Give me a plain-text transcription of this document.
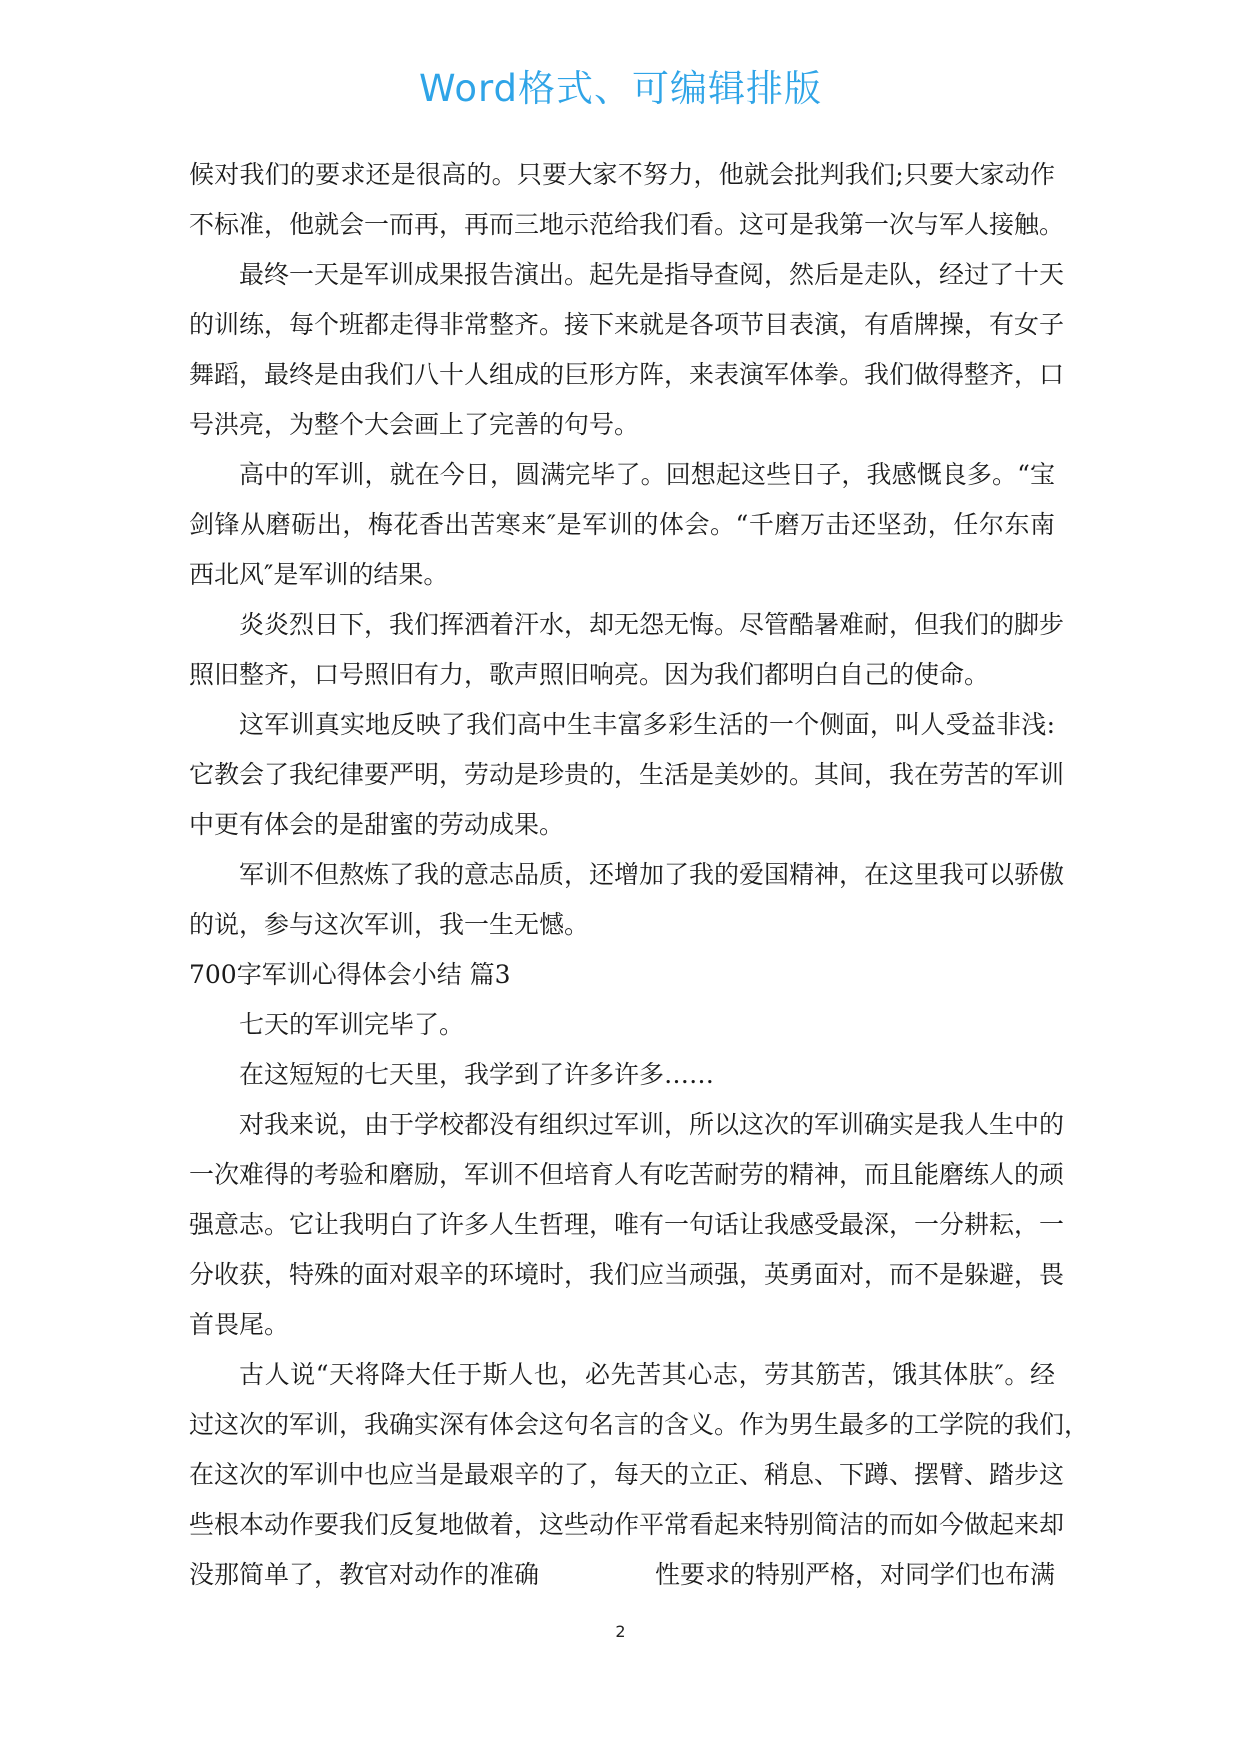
Word格式、可编辑排版
候对我们的要求还是很高的。只要大家不努力，他就会批判我们;只要大家动作
不标准，他就会一而再，再而三地示范给我们看。这可是我第一次与军人接触。
最终一天是军训成果报告演出。起先是指导查阅，然后是走队，经过了十天
的训练，每个班都走得非常整齐。接下来就是各项节目表演，有盾牌操，有女子
舞蹈，最终是由我们八十人组成的巨形方阵，来表演军体拳。我们做得整齐，口
号洪亮，为整个大会画上了完善的句号。
高中的军训，就在今日，圆满完毕了。回想起这些日子，我感慨良多。“宝
剑锋从磨砺出，梅花香出苦寒来″是军训的体会。“千磨万击还坚劲，任尔东南
西北风″是军训的结果。
炎炎烈日下，我们挥洒着汗水，却无怨无悔。尽管酷暑难耐，但我们的脚步
照旧整齐，口号照旧有力，歌声照旧响亮。因为我们都明白自己的使命。
这军训真实地反映了我们高中生丰富多彩生活的一个侧面，叫人受益非浅:
它教会了我纪律要严明，劳动是珍贵的，生活是美妙的。其间，我在劳苦的军训
中更有体会的是甜蜜的劳动成果。
军训不但熬炼了我的意志品质，还增加了我的爱国精神，在这里我可以骄傲
的说，参与这次军训，我一生无憾。
700字军训心得体会小结 篇3
七天的军训完毕了。
在这短短的七天里，我学到了许多许多……
对我来说，由于学校都没有组织过军训，所以这次的军训确实是我人生中的
一次难得的考验和磨励，军训不但培育人有吃苦耐劳的精神，而且能磨练人的顽
强意志。它让我明白了许多人生哲理，唯有一句话让我感受最深，一分耕耘，一
分收获，特殊的面对艰辛的环境时，我们应当顽强，英勇面对，而不是躲避，畏
首畏尾。
古人说“天将降大任于斯人也，必先苦其心志，劳其筋苦，饿其体肤″。经
过这次的军训，我确实深有体会这句名言的含义。作为男生最多的工学院的我们，
在这次的军训中也应当是最艰辛的了，每天的立正、稍息、下蹲、摆臂、踏步这
些根本动作要我们反复地做着，这些动作平常看起来特别简洁的而如今做起来却
没那简单了，教官对动作的准确	性要求的特别严格，对同学们也布满
2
_ _ _
• **What is required**:
Generate a word-for-word copy of the preceding records, excluding all pictures.

• **The response**:
Give me a plain-text transcription of this document.
Word格式、可编辑排版
候对我们的要求还是很高的。只要大家不努力，他就会批判我们;只要大家动作
不标准，他就会一而再，再而三地示范给我们看。这可是我第一次与军人接触。
最终一天是军训成果报告演出。起先是指导查阅，然后是走队，经过了十天
的训练，每个班都走得非常整齐。接下来就是各项节目表演，有盾牌操，有女子
舞蹈，最终是由我们八十人组成的巨形方阵，来表演军体拳。我们做得整齐，口
号洪亮，为整个大会画上了完善的句号。
高中的军训，就在今日，圆满完毕了。回想起这些日子，我感慨良多。“宝
剑锋从磨砺出，梅花香出苦寒来″是军训的体会。“千磨万击还坚劲，任尔东南
西北风″是军训的结果。
炎炎烈日下，我们挥洒着汗水，却无怨无悔。尽管酷暑难耐，但我们的脚步
照旧整齐，口号照旧有力，歌声照旧响亮。因为我们都明白自己的使命。
这军训真实地反映了我们高中生丰富多彩生活的一个侧面，叫人受益非浅:
它教会了我纪律要严明，劳动是珍贵的，生活是美妙的。其间，我在劳苦的军训
中更有体会的是甜蜜的劳动成果。
军训不但熬炼了我的意志品质，还增加了我的爱国精神，在这里我可以骄傲
的说，参与这次军训，我一生无憾。
700字军训心得体会小结 篇3
七天的军训完毕了。
在这短短的七天里，我学到了许多许多……
对我来说，由于学校都没有组织过军训，所以这次的军训确实是我人生中的
一次难得的考验和磨励，军训不但培育人有吃苦耐劳的精神，而且能磨练人的顽
强意志。它让我明白了许多人生哲理，唯有一句话让我感受最深，一分耕耘，一
分收获，特殊的面对艰辛的环境时，我们应当顽强，英勇面对，而不是躲避，畏
首畏尾。
古人说“天将降大任于斯人也，必先苦其心志，劳其筋苦，饿其体肤″。经
过这次的军训，我确实深有体会这句名言的含义。作为男生最多的工学院的我们，
在这次的军训中也应当是最艰辛的了，每天的立正、稍息、下蹲、摆臂、踏步这
些根本动作要我们反复地做着，这些动作平常看起来特别简洁的而如今做起来却
没那简单了，教官对动作的准确	性要求的特别严格，对同学们也布满
2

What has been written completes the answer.